DO THIS –
Write out the records that appear below, verbatim and complete, but without pictures.

╭─ STORED ROWS

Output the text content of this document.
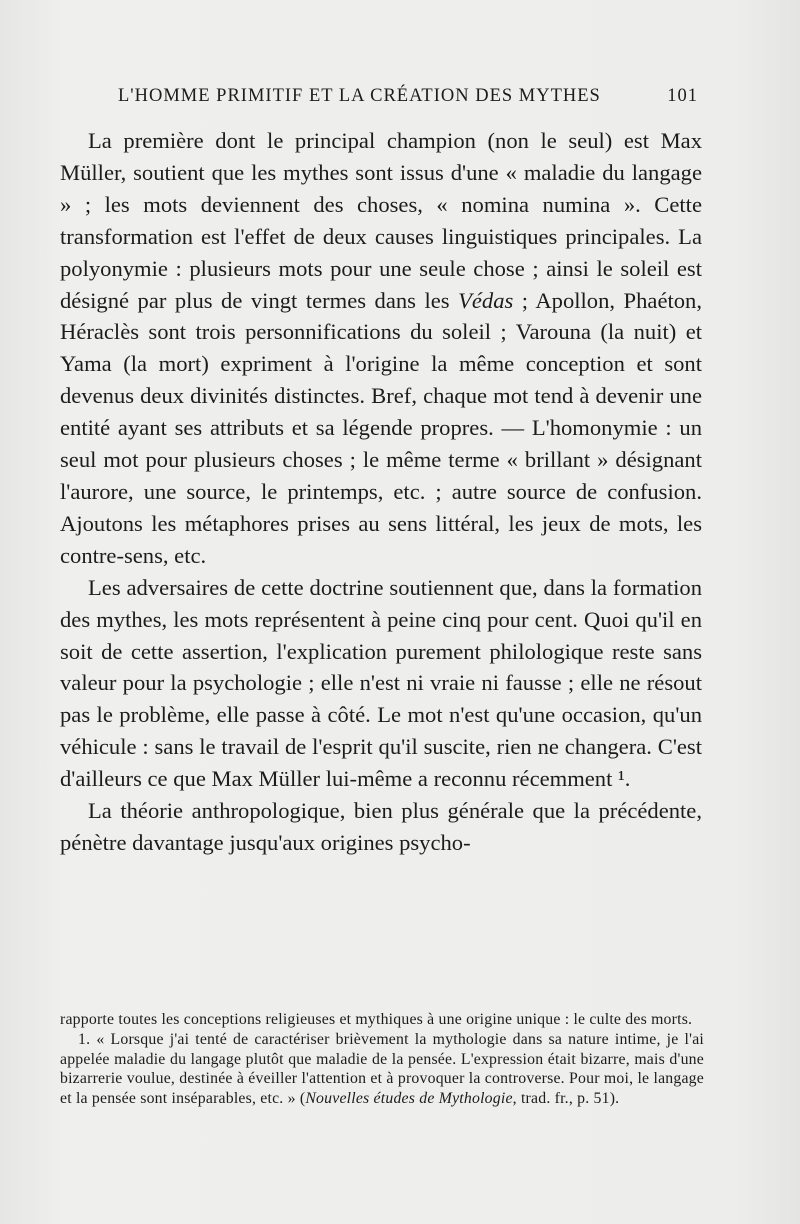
L'HOMME PRIMITIF ET LA CRÉATION DES MYTHES	101

La première dont le principal champion (non le seul) est Max Müller, soutient que les mythes sont issus d'une « maladie du langage » ; les mots deviennent des choses, « nomina numina ». Cette transformation est l'effet de deux causes linguistiques principales. La polyonymie : plusieurs mots pour une seule chose ; ainsi le soleil est désigné par plus de vingt termes dans les Védas ; Apollon, Phaéton, Héraclès sont trois personnifications du soleil ; Varouna (la nuit) et Yama (la mort) expriment à l'origine la même conception et sont devenus deux divinités distinctes. Bref, chaque mot tend à devenir une entité ayant ses attributs et sa légende propres. — L'homonymie : un seul mot pour plusieurs choses ; le même terme « brillant » désignant l'aurore, une source, le printemps, etc. ; autre source de confusion. Ajoutons les métaphores prises au sens littéral, les jeux de mots, les contre-sens, etc.

Les adversaires de cette doctrine soutiennent que, dans la formation des mythes, les mots représentent à peine cinq pour cent. Quoi qu'il en soit de cette assertion, l'explication purement philologique reste sans valeur pour la psychologie ; elle n'est ni vraie ni fausse ; elle ne résout pas le problème, elle passe à côté. Le mot n'est qu'une occasion, qu'un véhicule : sans le travail de l'esprit qu'il suscite, rien ne changera. C'est d'ailleurs ce que Max Müller lui-même a reconnu récemment ¹.

La théorie anthropologique, bien plus générale que la précédente, pénètre davantage jusqu'aux origines psycho-

rapporte toutes les conceptions religieuses et mythiques à une origine unique : le culte des morts.

1. « Lorsque j'ai tenté de caractériser brièvement la mythologie dans sa nature intime, je l'ai appelée maladie du langage plutôt que maladie de la pensée. L'expression était bizarre, mais d'une bizarrerie voulue, destinée à éveiller l'attention et à provoquer la controverse. Pour moi, le langage et la pensée sont inséparables, etc. » (Nouvelles études de Mythologie, trad. fr., p. 51).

╰─

OUTPUT FOR THIS EXERCISE –
Output the text content of this document.
L'HOMME PRIMITIF ET LA CRÉATION DES MYTHES	101

La première dont le principal champion (non le seul) est Max Müller, soutient que les mythes sont issus d'une « maladie du langage » ; les mots deviennent des choses, « nomina numina ». Cette transformation est l'effet de deux causes linguistiques principales. La polyonymie : plusieurs mots pour une seule chose ; ainsi le soleil est désigné par plus de vingt termes dans les Védas ; Apollon, Phaéton, Héraclès sont trois personnifications du soleil ; Varouna (la nuit) et Yama (la mort) expriment à l'origine la même conception et sont devenus deux divinités distinctes. Bref, chaque mot tend à devenir une entité ayant ses attributs et sa légende propres. — L'homonymie : un seul mot pour plusieurs choses ; le même terme « brillant » désignant l'aurore, une source, le printemps, etc. ; autre source de confusion. Ajoutons les métaphores prises au sens littéral, les jeux de mots, les contre-sens, etc.

Les adversaires de cette doctrine soutiennent que, dans la formation des mythes, les mots représentent à peine cinq pour cent. Quoi qu'il en soit de cette assertion, l'explication purement philologique reste sans valeur pour la psychologie ; elle n'est ni vraie ni fausse ; elle ne résout pas le problème, elle passe à côté. Le mot n'est qu'une occasion, qu'un véhicule : sans le travail de l'esprit qu'il suscite, rien ne changera. C'est d'ailleurs ce que Max Müller lui-même a reconnu récemment ¹.

La théorie anthropologique, bien plus générale que la précédente, pénètre davantage jusqu'aux origines psycho-

rapporte toutes les conceptions religieuses et mythiques à une origine unique : le culte des morts.

1. « Lorsque j'ai tenté de caractériser brièvement la mythologie dans sa nature intime, je l'ai appelée maladie du langage plutôt que maladie de la pensée. L'expression était bizarre, mais d'une bizarrerie voulue, destinée à éveiller l'attention et à provoquer la controverse. Pour moi, le langage et la pensée sont inséparables, etc. » (Nouvelles études de Mythologie, trad. fr., p. 51).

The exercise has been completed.